• ENTRIES PROVIDED:
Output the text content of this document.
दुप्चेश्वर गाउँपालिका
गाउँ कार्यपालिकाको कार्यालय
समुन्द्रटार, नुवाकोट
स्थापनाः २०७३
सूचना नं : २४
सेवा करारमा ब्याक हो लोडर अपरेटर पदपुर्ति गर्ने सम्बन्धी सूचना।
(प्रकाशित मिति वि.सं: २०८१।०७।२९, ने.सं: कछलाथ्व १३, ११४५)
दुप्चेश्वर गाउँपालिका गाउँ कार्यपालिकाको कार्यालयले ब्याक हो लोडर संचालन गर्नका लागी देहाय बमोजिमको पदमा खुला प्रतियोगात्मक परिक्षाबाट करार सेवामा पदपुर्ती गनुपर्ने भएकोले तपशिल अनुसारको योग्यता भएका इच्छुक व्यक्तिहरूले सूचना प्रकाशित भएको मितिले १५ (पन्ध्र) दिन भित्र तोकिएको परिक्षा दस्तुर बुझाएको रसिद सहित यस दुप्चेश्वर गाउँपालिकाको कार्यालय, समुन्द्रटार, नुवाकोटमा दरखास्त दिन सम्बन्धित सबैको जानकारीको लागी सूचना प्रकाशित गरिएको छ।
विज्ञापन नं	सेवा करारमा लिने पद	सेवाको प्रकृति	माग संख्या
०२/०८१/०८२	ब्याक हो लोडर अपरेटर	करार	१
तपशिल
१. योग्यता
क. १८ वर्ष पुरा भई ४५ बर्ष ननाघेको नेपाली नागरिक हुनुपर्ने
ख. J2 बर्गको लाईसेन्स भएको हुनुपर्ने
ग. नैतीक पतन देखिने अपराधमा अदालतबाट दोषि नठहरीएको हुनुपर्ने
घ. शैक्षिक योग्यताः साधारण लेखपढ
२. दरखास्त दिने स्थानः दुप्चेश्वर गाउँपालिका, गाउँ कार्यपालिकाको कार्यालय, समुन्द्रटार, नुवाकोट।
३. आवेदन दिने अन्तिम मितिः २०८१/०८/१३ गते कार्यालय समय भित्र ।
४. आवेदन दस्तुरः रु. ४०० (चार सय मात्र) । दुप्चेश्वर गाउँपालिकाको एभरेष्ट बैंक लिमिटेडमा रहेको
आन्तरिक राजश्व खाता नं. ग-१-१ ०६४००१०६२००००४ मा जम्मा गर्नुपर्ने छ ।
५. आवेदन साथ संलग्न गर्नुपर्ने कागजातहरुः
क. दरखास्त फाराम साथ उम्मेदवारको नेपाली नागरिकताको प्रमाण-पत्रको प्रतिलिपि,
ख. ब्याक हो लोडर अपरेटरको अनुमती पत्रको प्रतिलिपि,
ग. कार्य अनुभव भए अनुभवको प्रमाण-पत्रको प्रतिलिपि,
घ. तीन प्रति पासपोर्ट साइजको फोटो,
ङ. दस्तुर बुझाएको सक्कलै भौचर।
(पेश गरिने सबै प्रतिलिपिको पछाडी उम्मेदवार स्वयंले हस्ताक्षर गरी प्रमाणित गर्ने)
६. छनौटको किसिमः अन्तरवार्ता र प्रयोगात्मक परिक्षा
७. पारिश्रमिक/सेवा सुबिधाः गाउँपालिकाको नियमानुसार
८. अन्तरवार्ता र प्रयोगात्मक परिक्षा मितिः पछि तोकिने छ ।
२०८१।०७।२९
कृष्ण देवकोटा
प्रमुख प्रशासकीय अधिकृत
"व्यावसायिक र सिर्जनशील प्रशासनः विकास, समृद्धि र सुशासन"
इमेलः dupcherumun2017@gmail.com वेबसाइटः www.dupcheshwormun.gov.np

• TO BE DONE:
Copy the material above back out, exactly as written.

• CORRECT RESULT:
Output the text content of this document.
दुप्चेश्वर गाउँपालिका
गाउँ कार्यपालिकाको कार्यालय
समुन्द्रटार, नुवाकोट
स्थापनाः २०७३
सूचना नं : २४
सेवा करारमा ब्याक हो लोडर अपरेटर पदपुर्ति गर्ने सम्बन्धी सूचना।
(प्रकाशित मिति वि.सं: २०८१।०७।२९, ने.सं: कछलाथ्व १३, ११४५)
दुप्चेश्वर गाउँपालिका गाउँ कार्यपालिकाको कार्यालयले ब्याक हो लोडर संचालन गर्नका लागी देहाय बमोजिमको पदमा खुला प्रतियोगात्मक परिक्षाबाट करार सेवामा पदपुर्ती गनुपर्ने भएकोले तपशिल अनुसारको योग्यता भएका इच्छुक व्यक्तिहरूले सूचना प्रकाशित भएको मितिले १५ (पन्ध्र) दिन भित्र तोकिएको परिक्षा दस्तुर बुझाएको रसिद सहित यस दुप्चेश्वर गाउँपालिकाको कार्यालय, समुन्द्रटार, नुवाकोटमा दरखास्त दिन सम्बन्धित सबैको जानकारीको लागी सूचना प्रकाशित गरिएको छ।
विज्ञापन नं	सेवा करारमा लिने पद	सेवाको प्रकृति	माग संख्या
०२/०८१/०८२	ब्याक हो लोडर अपरेटर	करार	१
तपशिल
१. योग्यता
क. १८ वर्ष पुरा भई ४५ बर्ष ननाघेको नेपाली नागरिक हुनुपर्ने
ख. J2 बर्गको लाईसेन्स भएको हुनुपर्ने
ग. नैतीक पतन देखिने अपराधमा अदालतबाट दोषि नठहरीएको हुनुपर्ने
घ. शैक्षिक योग्यताः साधारण लेखपढ
२. दरखास्त दिने स्थानः दुप्चेश्वर गाउँपालिका, गाउँ कार्यपालिकाको कार्यालय, समुन्द्रटार, नुवाकोट।
३. आवेदन दिने अन्तिम मितिः २०८१/०८/१३ गते कार्यालय समय भित्र ।
४. आवेदन दस्तुरः रु. ४०० (चार सय मात्र) । दुप्चेश्वर गाउँपालिकाको एभरेष्ट बैंक लिमिटेडमा रहेको
आन्तरिक राजश्व खाता नं. ग-१-१ ०६४००१०६२००००४ मा जम्मा गर्नुपर्ने छ ।
५. आवेदन साथ संलग्न गर्नुपर्ने कागजातहरुः
क. दरखास्त फाराम साथ उम्मेदवारको नेपाली नागरिकताको प्रमाण-पत्रको प्रतिलिपि,
ख. ब्याक हो लोडर अपरेटरको अनुमती पत्रको प्रतिलिपि,
ग. कार्य अनुभव भए अनुभवको प्रमाण-पत्रको प्रतिलिपि,
घ. तीन प्रति पासपोर्ट साइजको फोटो,
ङ. दस्तुर बुझाएको सक्कलै भौचर।
(पेश गरिने सबै प्रतिलिपिको पछाडी उम्मेदवार स्वयंले हस्ताक्षर गरी प्रमाणित गर्ने)
६. छनौटको किसिमः अन्तरवार्ता र प्रयोगात्मक परिक्षा
७. पारिश्रमिक/सेवा सुबिधाः गाउँपालिकाको नियमानुसार
८. अन्तरवार्ता र प्रयोगात्मक परिक्षा मितिः पछि तोकिने छ ।
२०८१।०७।२९
कृष्ण देवकोटा
प्रमुख प्रशासकीय अधिकृत
"व्यावसायिक र सिर्जनशील प्रशासनः विकास, समृद्धि र सुशासन"
इमेलः dupcherumun2017@gmail.com वेबसाइटः www.dupcheshwormun.gov.np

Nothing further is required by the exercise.